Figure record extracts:
──────────────────────────────

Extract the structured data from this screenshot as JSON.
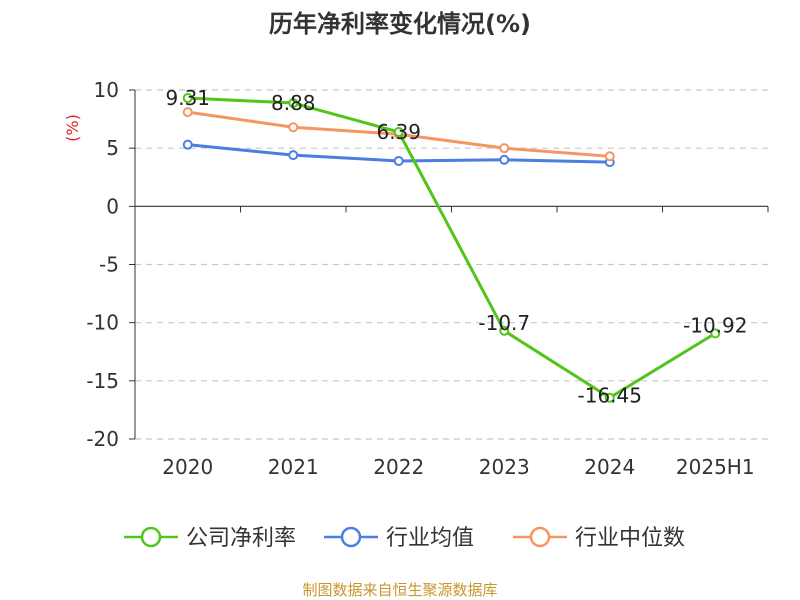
{
  "title": "历年净利率变化情况(%)",
  "source": "制图数据来自恒生聚源数据库",
  "chart_data": {
    "type": "line",
    "title": "历年净利率变化情况(%)",
    "ylabel": "(%)",
    "xlabel": "",
    "categories": [
      "2020",
      "2021",
      "2022",
      "2023",
      "2024",
      "2025H1"
    ],
    "ylim": [
      -20,
      10
    ],
    "yticks": [
      10,
      5,
      0,
      -5,
      -10,
      -15,
      -20
    ],
    "grid": true,
    "legend_position": "bottom",
    "series": [
      {
        "name": "公司净利率",
        "color": "#52c41a",
        "values": [
          9.31,
          8.88,
          6.39,
          -10.7,
          -16.45,
          -10.92
        ],
        "labels": [
          "9.31",
          "8.88",
          "6.39",
          "-10.7",
          "-16.45",
          "-10.92"
        ]
      },
      {
        "name": "行业均值",
        "color": "#4a7ee0",
        "values": [
          5.3,
          4.4,
          3.9,
          4.0,
          3.8,
          null
        ]
      },
      {
        "name": "行业中位数",
        "color": "#f79560",
        "values": [
          8.1,
          6.8,
          6.2,
          5.0,
          4.3,
          null
        ]
      }
    ]
  }
}
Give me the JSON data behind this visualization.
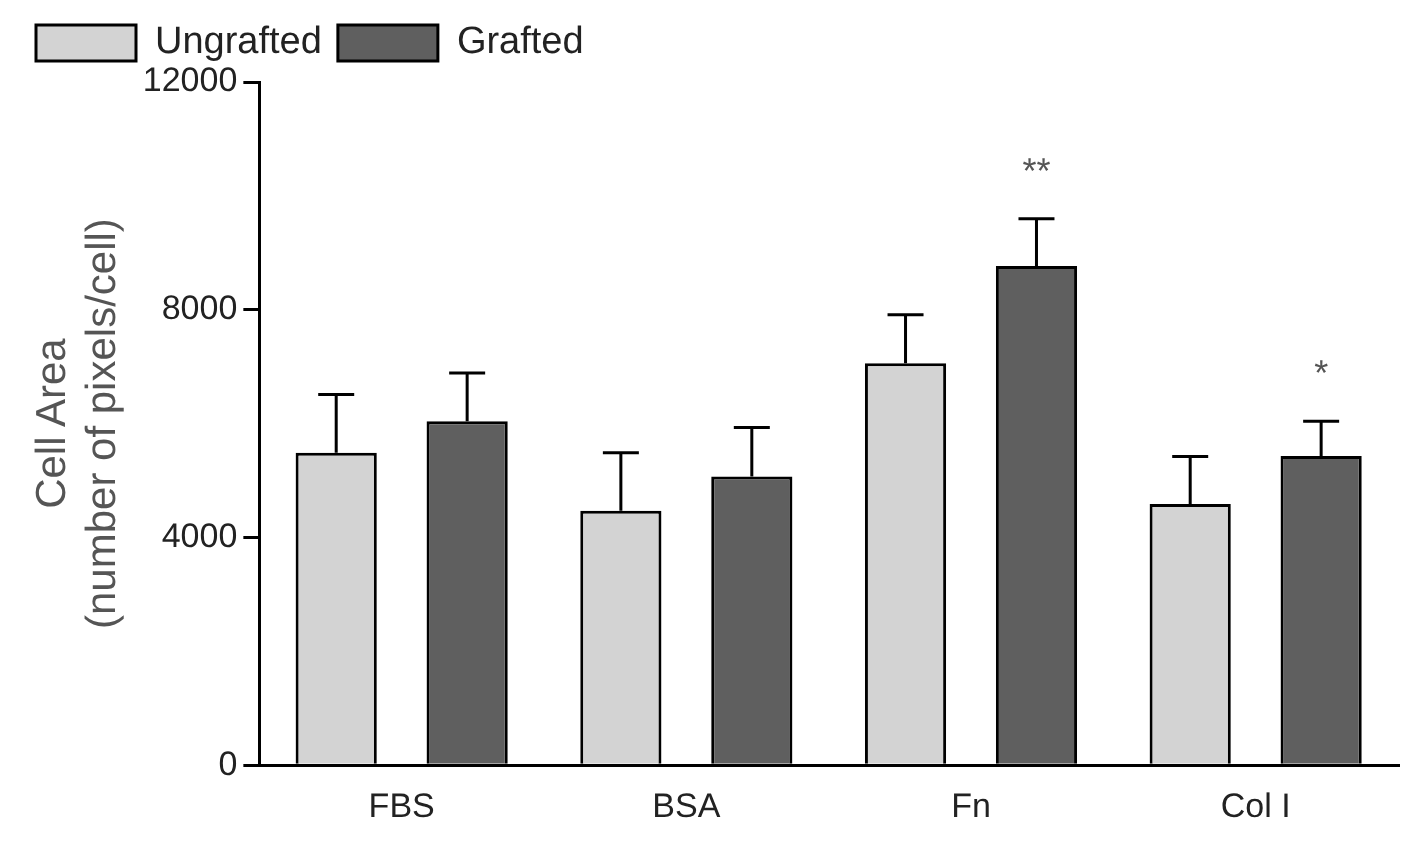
{
  "chart_data": {
    "type": "bar",
    "ylabel": "Cell Area\n(number of pixels/cell)",
    "categories": [
      "FBS",
      "BSA",
      "Fn",
      "Col I"
    ],
    "series": [
      {
        "name": "Ungrafted",
        "color": "#d3d3d3",
        "values": [
          5490,
          4470,
          7060,
          4590
        ],
        "errors": [
          [
            5490,
            6510
          ],
          [
            4470,
            5490
          ],
          [
            7060,
            7910
          ],
          [
            4590,
            5420
          ]
        ]
      },
      {
        "name": "Grafted",
        "color": "#5f5f5f",
        "values": [
          6040,
          5070,
          8770,
          5430
        ],
        "errors": [
          [
            6040,
            6890
          ],
          [
            5070,
            5930
          ],
          [
            8770,
            9600
          ],
          [
            5430,
            6040
          ]
        ],
        "value_labels": [
          null,
          null,
          "**",
          "*"
        ]
      }
    ],
    "ylim": [
      0,
      12000
    ],
    "yticks": [
      0,
      4000,
      8000,
      12000
    ],
    "grid": false,
    "legend": "top"
  }
}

──────────────────────────────

▸ **To do**
Transcribe every entry word for word, but omit the pictures.

▸ **Answer for this exercise**
Extract the structured data from this screenshot as JSON.
{
  "title": "历年净利率变化情况(%)",
  "source": "制图数据来自恒生聚源数据库",
  "chart_data": {
    "type": "line",
    "title": "历年净利率变化情况(%)",
    "ylabel": "(%)",
    "xlabel": "",
    "categories": [
      "2020",
      "2021",
      "2022",
      "2023",
      "2024",
      "2025H1"
    ],
    "ylim": [
      -20,
      10
    ],
    "yticks": [
      10,
      5,
      0,
      -5,
      -10,
      -15,
      -20
    ],
    "grid": true,
    "legend_position": "bottom",
    "series": [
      {
        "name": "公司净利率",
        "color": "#52c41a",
        "values": [
          9.31,
          8.88,
          6.39,
          -10.7,
          -16.45,
          -10.92
        ],
        "labels": [
          "9.31",
          "8.88",
          "6.39",
          "-10.7",
          "-16.45",
          "-10.92"
        ]
      },
      {
        "name": "行业均值",
        "color": "#4a7ee0",
        "values": [
          5.3,
          4.4,
          3.9,
          4.0,
          3.8,
          null
        ]
      },
      {
        "name": "行业中位数",
        "color": "#f79560",
        "values": [
          8.1,
          6.8,
          6.2,
          5.0,
          4.3,
          null
        ]
      }
    ]
  }
}
Give me the JSON data behind this visualization.
{
  "chart_data": {
    "type": "bar",
    "ylabel": "Cell Area\n(number of pixels/cell)",
    "categories": [
      "FBS",
      "BSA",
      "Fn",
      "Col I"
    ],
    "series": [
      {
        "name": "Ungrafted",
        "color": "#d3d3d3",
        "values": [
          5490,
          4470,
          7060,
          4590
        ],
        "errors": [
          [
            5490,
            6510
          ],
          [
            4470,
            5490
          ],
          [
            7060,
            7910
          ],
          [
            4590,
            5420
          ]
        ]
      },
      {
        "name": "Grafted",
        "color": "#5f5f5f",
        "values": [
          6040,
          5070,
          8770,
          5430
        ],
        "errors": [
          [
            6040,
            6890
          ],
          [
            5070,
            5930
          ],
          [
            8770,
            9600
          ],
          [
            5430,
            6040
          ]
        ],
        "value_labels": [
          null,
          null,
          "**",
          "*"
        ]
      }
    ],
    "ylim": [
      0,
      12000
    ],
    "yticks": [
      0,
      4000,
      8000,
      12000
    ],
    "grid": false,
    "legend": "top"
  }
}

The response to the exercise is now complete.